[Data entries]
------------------------------------------------------------------------
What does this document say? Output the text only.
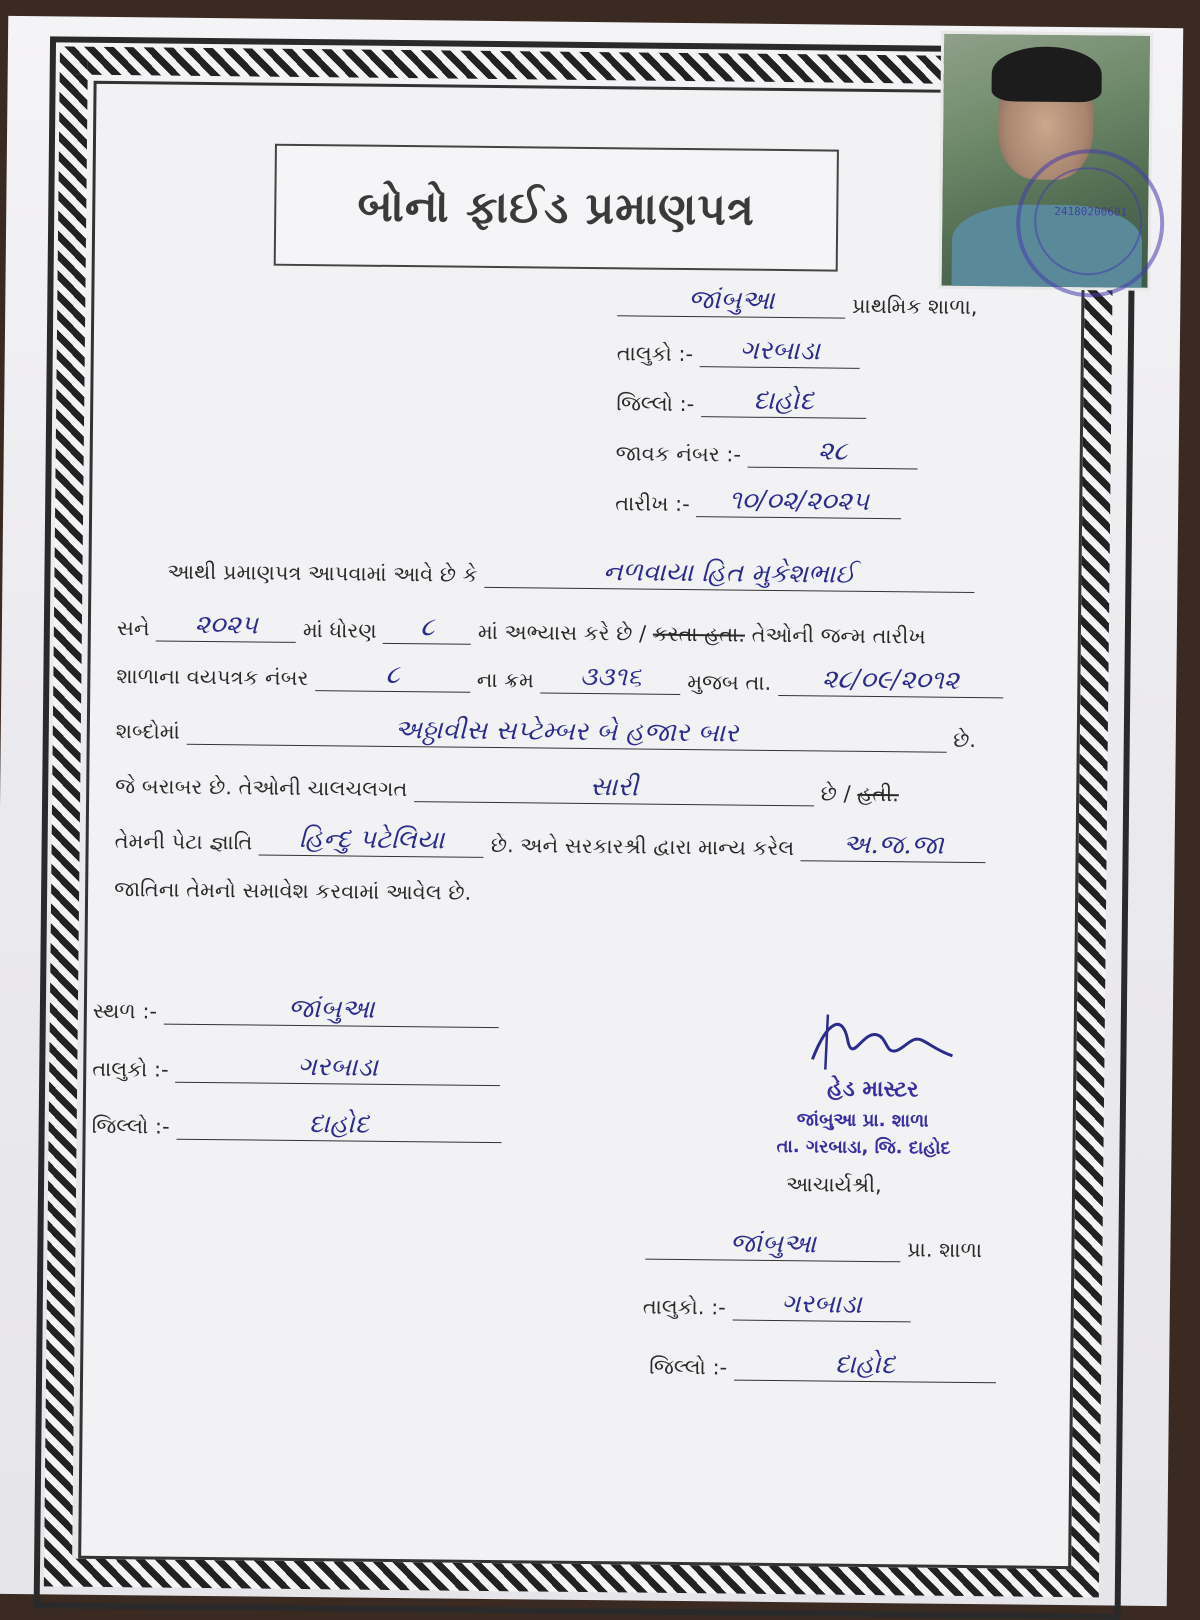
બોનો ફાઈડ પ્રમાણપત્ર
જાંબુઆ	પ્રાથમિક શાળા,
તાલુકો :- ગરબાડા
જિલ્લો :- દાહોદ
જાવક નંબર :-	૨૮
તારીખ :- ૧૦/૦૨/૨૦૨૫
આથી પ્રમાણપત્ર આપવામાં આવે છે કે	નળવાયા હિત મુકેશભાઈ
સને ૨૦૨૫ માં ધોરણ ૮ માં અભ્યાસ કરે છે / કરતા હતા. તેઓની જન્મ તારીખ
શાળાના વયપત્રક નંબર	૮	ના ક્રમ ૩૩૧૬ મુજબ તા. ૨૮/૦૯/૨૦૧૨
શબ્દોમાં	અઠ્ઠાવીસ સપ્ટેમ્બર બે હજાર બાર	છે.
જે બરાબર છે. તેઓની ચાલચલગત	સારી	છે / હતી.
તેમની પેટા જ્ઞાતિ હિન્દુ પટેલિયા છે. અને સરકારશ્રી દ્વારા માન્ય કરેલ અ.જ.જા
જાતિના તેમનો સમાવેશ કરવામાં આવેલ છે.
સ્થળ :-	જાંબુઆ
તાલુકો :-	ગરબાડા
જિલ્લો :-	દાહોદ
હેડ માસ્ટર
જાંબુઆ પ્રા. શાળા
તા. ગરબાડા, જિ. દાહોદ
આચાર્યશ્રી,
જાંબુઆ	પ્રા. શાળા
તાલુકો. :- ગરબાડા
જિલ્લો :-	દાહોદ
24180200601
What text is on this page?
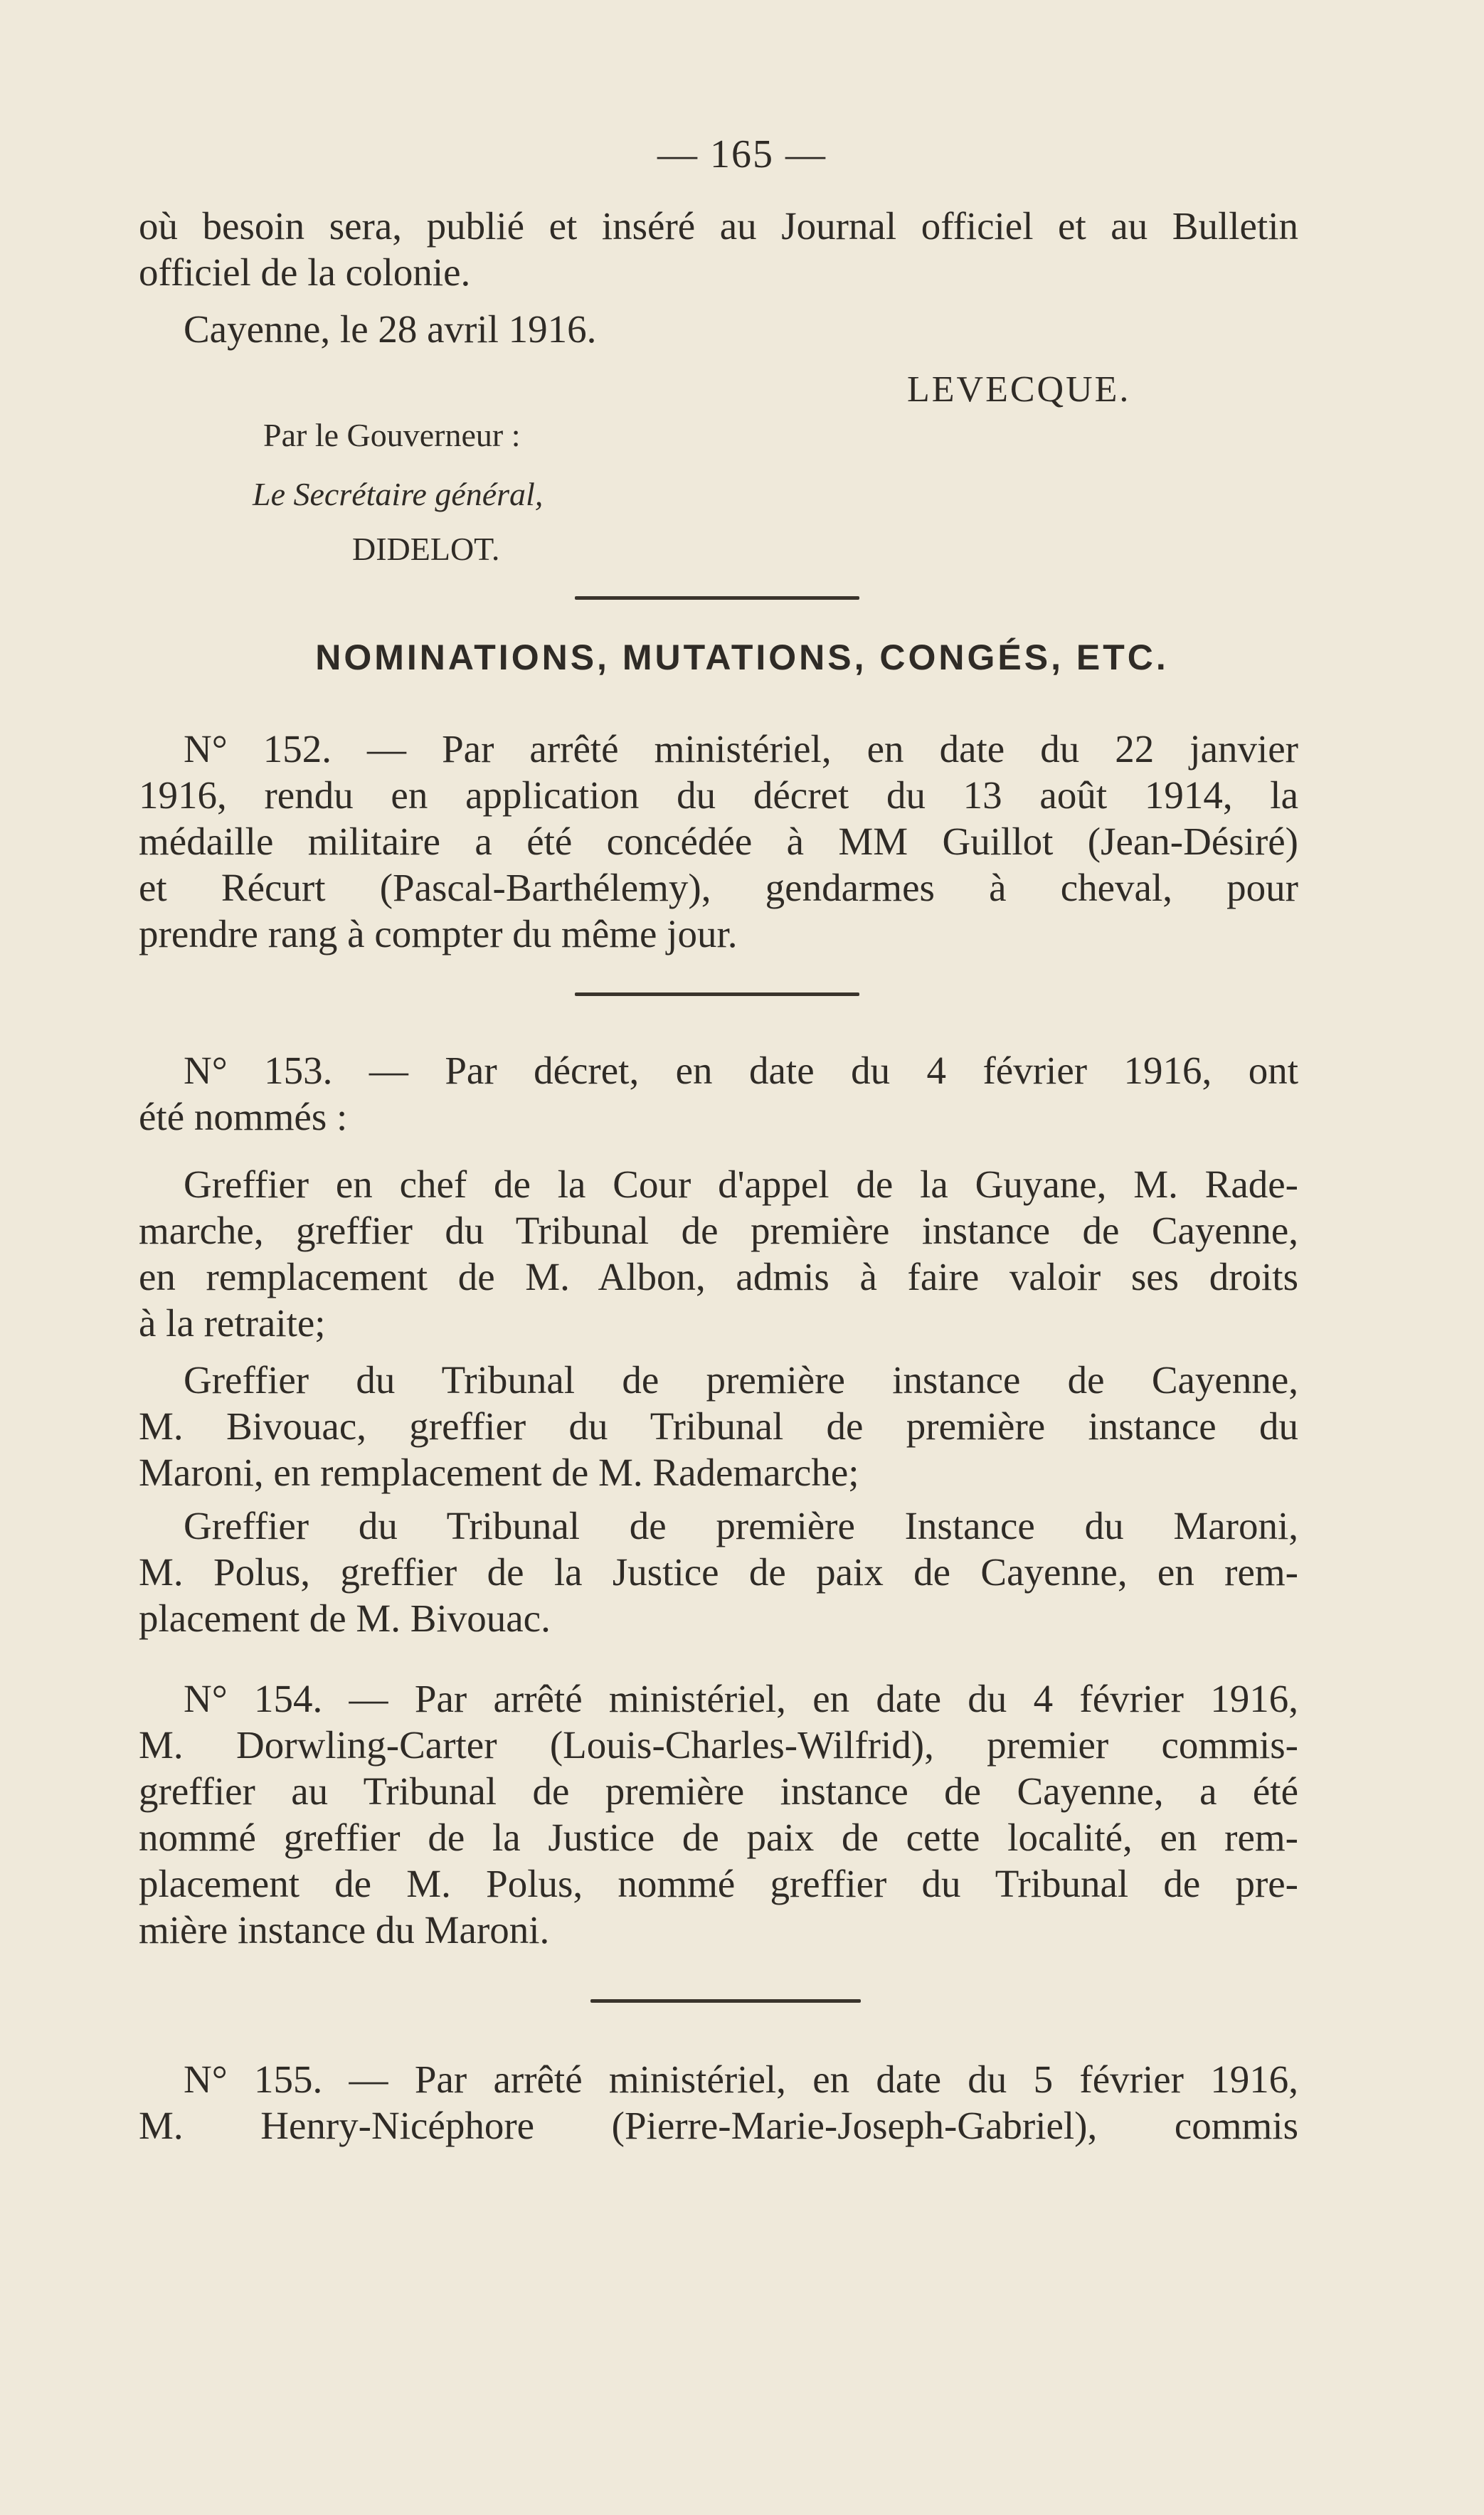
— 165 —
où besoin sera, publié et inséré au Journal officiel et au Bulletin
officiel de la colonie.
Cayenne, le 28 avril 1916.
LEVECQUE.
Par le Gouverneur :
Le Secrétaire général,
DIDELOT.
NOMINATIONS, MUTATIONS, CONGÉS, ETC.
N° 152. — Par arrêté ministériel, en date du 22 janvier
1916, rendu en application du décret du 13 août 1914, la
médaille militaire a été concédée à MM Guillot (Jean-Désiré)
et Récurt (Pascal-Barthélemy), gendarmes à cheval, pour
prendre rang à compter du même jour.
N° 153. — Par décret, en date du 4 février 1916, ont
été nommés :
Greffier en chef de la Cour d'appel de la Guyane, M. Rade-
marche, greffier du Tribunal de première instance de Cayenne,
en remplacement de M. Albon, admis à faire valoir ses droits
à la retraite;
Greffier du Tribunal de première instance de Cayenne,
M. Bivouac, greffier du Tribunal de première instance du
Maroni, en remplacement de M. Rademarche;
Greffier du Tribunal de première Instance du Maroni,
M. Polus, greffier de la Justice de paix de Cayenne, en rem-
placement de M. Bivouac.
N° 154. — Par arrêté ministériel, en date du 4 février 1916,
M. Dorwling-Carter (Louis-Charles-Wilfrid), premier commis-
greffier au Tribunal de première instance de Cayenne, a été
nommé greffier de la Justice de paix de cette localité, en rem-
placement de M. Polus, nommé greffier du Tribunal de pre-
mière instance du Maroni.
N° 155. — Par arrêté ministériel, en date du 5 février 1916,
M. Henry-Nicéphore (Pierre-Marie-Joseph-Gabriel), commis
------------------------------------------------------------------------
Extract, verbatim and alone, the lines from the line that contains "What text is on this page?" to the last line of the records, inclusive; drop any picture.

What text is on this page?
— 165 —
où besoin sera, publié et inséré au Journal officiel et au Bulletin
officiel de la colonie.
Cayenne, le 28 avril 1916.
LEVECQUE.
Par le Gouverneur :
Le Secrétaire général,
DIDELOT.
NOMINATIONS, MUTATIONS, CONGÉS, ETC.
N° 152. — Par arrêté ministériel, en date du 22 janvier
1916, rendu en application du décret du 13 août 1914, la
médaille militaire a été concédée à MM Guillot (Jean-Désiré)
et Récurt (Pascal-Barthélemy), gendarmes à cheval, pour
prendre rang à compter du même jour.
N° 153. — Par décret, en date du 4 février 1916, ont
été nommés :
Greffier en chef de la Cour d'appel de la Guyane, M. Rade-
marche, greffier du Tribunal de première instance de Cayenne,
en remplacement de M. Albon, admis à faire valoir ses droits
à la retraite;
Greffier du Tribunal de première instance de Cayenne,
M. Bivouac, greffier du Tribunal de première instance du
Maroni, en remplacement de M. Rademarche;
Greffier du Tribunal de première Instance du Maroni,
M. Polus, greffier de la Justice de paix de Cayenne, en rem-
placement de M. Bivouac.
N° 154. — Par arrêté ministériel, en date du 4 février 1916,
M. Dorwling-Carter (Louis-Charles-Wilfrid), premier commis-
greffier au Tribunal de première instance de Cayenne, a été
nommé greffier de la Justice de paix de cette localité, en rem-
placement de M. Polus, nommé greffier du Tribunal de pre-
mière instance du Maroni.
N° 155. — Par arrêté ministériel, en date du 5 février 1916,
M. Henry-Nicéphore (Pierre-Marie-Joseph-Gabriel), commis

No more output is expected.